### Extract
Skip to main content

This tool validates a data graph against a set of SHACL shape graphs that it extracts from a hierarchy of Profiles (Standards/Specifications and/or profiles of them).

Project description

CHEKA

A profile hierarchy-based RDF graph validation tool written in Python

  1. Installation
  2. Use
  3. Testing
  4. License
  5. Citation
  6. Contacts

This tool validates a data graph against a set of SHACL shape graphs that it extracts from a hierarchy of Profiles (Standards/Specifications and/or profiles of them). It uses conformance claims in the data graph to a Profile to collate and then use all the validator SHACL files within the hierarchy of other Profiles and Standards to which that Profile profiles.

Cheka uses Profiles Vocabulary (PROF) descriptions of Profiles and Standards and both traverses up a Profile hierarchy (following prof:isProfileOf properties) and across from prof:Profiless to prof:ResourceDescriptors that describe the constraints implemented for them. These constraints are currently limited to Shapes Constraint Language (SHACL) files and must have the prof:Role of role:validation to be recognised by Cheka. The pySHACL Python SHACL validator is used to perform SHACL validation.

Installation

  1. Ensure Python 3 in available on your system
  2. Clone this repo
  3. Install requirements in requirements.txt, e.g. ~$ pip3 install -r requirements.txt
  4. Execute scripts as per Use below

Use

Input requirements

To use Cheka, you must supply it with both a data (an RDF graph) to be validated and a profiles hierarchy (another RDF graph). It will then use one of several selected strategies to validate objects within the data using validating resources it locates using the profiles hierarchy.

You may supply it with a couple of other flags too for other functions.

The command line arguments (Python & BASH) are:

Flag Input values Requirement Notes
-d / --data an RDF file's path mandatory Can be in most RDF formats with conventional file endings (e.g. .ttl for Turtle, .jsonld for JSON-LD)

### Set task 1
List the section names given in the numbered contents list near the top of the Cheka project description.
### Set task 2
Pick up the Cheka project description after its final table row and continue writing it.

Element-and-box listings:

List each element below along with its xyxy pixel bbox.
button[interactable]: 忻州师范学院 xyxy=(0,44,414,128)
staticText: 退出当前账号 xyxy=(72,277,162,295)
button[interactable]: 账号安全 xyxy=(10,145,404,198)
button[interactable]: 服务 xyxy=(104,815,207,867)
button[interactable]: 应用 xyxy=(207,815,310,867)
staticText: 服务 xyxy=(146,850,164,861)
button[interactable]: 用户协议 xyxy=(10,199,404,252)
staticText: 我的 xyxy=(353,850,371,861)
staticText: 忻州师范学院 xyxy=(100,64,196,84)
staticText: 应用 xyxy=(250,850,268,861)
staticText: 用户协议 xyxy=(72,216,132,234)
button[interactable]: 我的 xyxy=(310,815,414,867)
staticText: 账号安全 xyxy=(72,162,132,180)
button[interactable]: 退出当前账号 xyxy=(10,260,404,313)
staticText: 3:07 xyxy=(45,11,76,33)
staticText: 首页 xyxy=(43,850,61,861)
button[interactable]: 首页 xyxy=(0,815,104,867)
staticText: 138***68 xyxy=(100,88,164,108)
* * *
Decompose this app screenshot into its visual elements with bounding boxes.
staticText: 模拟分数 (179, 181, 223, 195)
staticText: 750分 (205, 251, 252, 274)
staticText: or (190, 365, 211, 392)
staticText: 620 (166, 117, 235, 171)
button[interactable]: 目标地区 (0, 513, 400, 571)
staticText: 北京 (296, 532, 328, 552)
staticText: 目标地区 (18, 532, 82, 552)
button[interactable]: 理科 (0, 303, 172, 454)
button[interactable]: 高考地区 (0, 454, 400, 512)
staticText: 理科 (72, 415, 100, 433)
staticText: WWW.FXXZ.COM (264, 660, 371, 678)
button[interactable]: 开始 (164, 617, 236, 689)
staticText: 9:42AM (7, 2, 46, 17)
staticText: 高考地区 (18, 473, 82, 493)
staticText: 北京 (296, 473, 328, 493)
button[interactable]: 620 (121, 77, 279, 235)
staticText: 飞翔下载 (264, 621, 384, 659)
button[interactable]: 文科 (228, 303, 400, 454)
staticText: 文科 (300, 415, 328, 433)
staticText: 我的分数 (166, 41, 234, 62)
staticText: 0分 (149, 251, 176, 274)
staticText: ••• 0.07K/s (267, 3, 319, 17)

### Reply 1
Installation, Use, Testing, License, Citation, Contacts

### Reply 2
-p / --profiles a profile file's path mandatory As above. Profiles description must be formulated according to PROF
-s / --strategy 'shacl' or 'profile' optional, 'shacl' default Which strategy to use. See Strategies description below
-u / --profile-uri the URI of a profile in the profile hierarchy sometimes mandatory If strategy 'profile' is selected, a profile URI must be give. The data is then validated using validators within that profile's hierarchy only
-r / --get-remotes none optional, default False If True, Cheka will pull in profile and validating SHACL artifacts referenced, but not described, in the profiles hierarchy, i.e. remote profiles online

Data graph

This must be an RDF file with the part(s) to be validated indicating their conformance to a profile as per the Profiles Vocabulary.

Typically this will look like this:

@prefix dct: <http://purl.org/dc/terms/> .

<Object_X>
    a <Class_Y> ;
    dct:conformsTo <Profile_Z> ;
    ...

This says that <Object_X> is meant to conform to <Profile_Z>.

See the tests/ folder for example data graphs.

Profiles hierarchy

This must also be an RDF file that contains a hierarchy of prof:Profile objects (including dct:Standard objects) that are related to one another via the prof:isProfileOf property and each of which has a validating resource indicated by relating it to a prof:Profile via a prof:ResourceDescriptor like this:

@prefix dct: <http://purl.org/dc/terms/> .
@prefix prof: <http://www.w3.org/ns/dx/prof/> .
@prefix role:  <http://www.w3.org/ns/dx/prof/role/> .


<Standard_A>
    a dct:Standard ;
    prof:hasResource [
        a prof:ResourceDescriptor ;
        prof:hasRole role:validation ;
        prof:hasArtifact <File_or_Uri_J> ;
    ]
.

<Profile_B>
    a prof:Profile ;
    prof:isProfileOf <Standard_A> ;
    prof:hasResource <Resource_Descriptor_P> ;
.   

<Resource_Descriptor_P>
    a prof:ResourceDescriptor ;
    prof:hasRole role:validation ;
    prof:hasArtifact <File_or_Uri_K> ;
.

<Profile_C>
    a prof:Profile ; 
    prof:isProfileOf <Profile_B> ;    
    prof:hasResource [
        a prof:ResourceDescriptor ;
        prof:hasRole role:validation ;
        prof:hasArtifact <File_or_Uri_L> ;
    ] ;
.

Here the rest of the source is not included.